(EXERCISE DESCRIPTION):
Print the full listing exactly.

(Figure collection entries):
┄┄┄┄┄┄┄┄┄┄┄┄┄┄┄┄┄┄┄┄

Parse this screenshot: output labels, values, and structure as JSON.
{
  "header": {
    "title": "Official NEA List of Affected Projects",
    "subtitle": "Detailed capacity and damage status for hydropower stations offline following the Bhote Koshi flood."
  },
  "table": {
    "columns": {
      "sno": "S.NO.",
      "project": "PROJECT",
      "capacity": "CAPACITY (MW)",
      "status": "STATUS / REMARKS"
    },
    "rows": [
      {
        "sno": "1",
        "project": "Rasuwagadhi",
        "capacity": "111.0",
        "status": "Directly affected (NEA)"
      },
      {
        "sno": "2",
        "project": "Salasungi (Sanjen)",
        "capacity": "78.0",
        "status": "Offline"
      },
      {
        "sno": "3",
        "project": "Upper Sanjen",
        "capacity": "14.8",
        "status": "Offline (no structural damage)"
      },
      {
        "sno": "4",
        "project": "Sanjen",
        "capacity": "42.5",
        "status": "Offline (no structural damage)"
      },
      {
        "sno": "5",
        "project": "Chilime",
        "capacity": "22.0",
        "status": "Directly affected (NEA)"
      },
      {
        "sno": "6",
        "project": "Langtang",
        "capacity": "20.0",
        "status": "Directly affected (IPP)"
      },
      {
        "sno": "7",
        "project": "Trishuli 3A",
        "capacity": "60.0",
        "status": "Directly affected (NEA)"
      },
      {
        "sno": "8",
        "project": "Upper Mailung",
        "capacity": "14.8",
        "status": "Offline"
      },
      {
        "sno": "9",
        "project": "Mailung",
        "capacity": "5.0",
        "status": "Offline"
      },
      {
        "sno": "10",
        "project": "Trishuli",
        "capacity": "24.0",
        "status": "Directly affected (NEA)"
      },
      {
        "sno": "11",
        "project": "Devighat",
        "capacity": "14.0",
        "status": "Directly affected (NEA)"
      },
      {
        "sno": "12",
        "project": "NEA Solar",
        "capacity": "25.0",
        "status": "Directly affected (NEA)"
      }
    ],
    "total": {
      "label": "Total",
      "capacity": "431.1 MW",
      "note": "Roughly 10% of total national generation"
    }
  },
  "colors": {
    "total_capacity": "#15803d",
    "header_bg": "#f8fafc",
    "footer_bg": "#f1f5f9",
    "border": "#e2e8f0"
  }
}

┄┄┄┄┄┄┄┄┄┄┄┄┄┄┄┄┄┄┄┄

(OUTPUT OF THE TASK):
Parse this screenshot: output labels, values, and structure as JSON.
{
  "header": {
    "title": "Official NEA List of Affected Projects",
    "subtitle": "Detailed capacity and damage status for hydropower stations offline following the Bhote Koshi flood."
  },
  "table": {
    "columns": {
      "sno": "S.NO.",
      "project": "PROJECT",
      "capacity": "CAPACITY (MW)",
      "status": "STATUS / REMARKS"
    },
    "rows": [
      {
        "sno": "1",
        "project": "Rasuwagadhi",
        "capacity": "111.0",
        "status": "Directly affected (NEA)"
      },
      {
        "sno": "2",
        "project": "Salasungi (Sanjen)",
        "capacity": "78.0",
        "status": "Offline"
      },
      {
        "sno": "3",
        "project": "Upper Sanjen",
        "capacity": "14.8",
        "status": "Offline (no structural damage)"
      },
      {
        "sno": "4",
        "project": "Sanjen",
        "capacity": "42.5",
        "status": "Offline (no structural damage)"
      },
      {
        "sno": "5",
        "project": "Chilime",
        "capacity": "22.0",
        "status": "Directly affected (NEA)"
      },
      {
        "sno": "6",
        "project": "Langtang",
        "capacity": "20.0",
        "status": "Directly affected (IPP)"
      },
      {
        "sno": "7",
        "project": "Trishuli 3A",
        "capacity": "60.0",
        "status": "Directly affected (NEA)"
      },
      {
        "sno": "8",
        "project": "Upper Mailung",
        "capacity": "14.8",
        "status": "Offline"
      },
      {
        "sno": "9",
        "project": "Mailung",
        "capacity": "5.0",
        "status": "Offline"
      },
      {
        "sno": "10",
        "project": "Trishuli",
        "capacity": "24.0",
        "status": "Directly affected (NEA)"
      },
      {
        "sno": "11",
        "project": "Devighat",
        "capacity": "14.0",
        "status": "Directly affected (NEA)"
      },
      {
        "sno": "12",
        "project": "NEA Solar",
        "capacity": "25.0",
        "status": "Directly affected (NEA)"
      }
    ],
    "total": {
      "label": "Total",
      "capacity": "431.1 MW",
      "note": "Roughly 10% of total national generation"
    }
  },
  "colors": {
    "total_capacity": "#15803d",
    "header_bg": "#f8fafc",
    "footer_bg": "#f1f5f9",
    "border": "#e2e8f0"
  }
}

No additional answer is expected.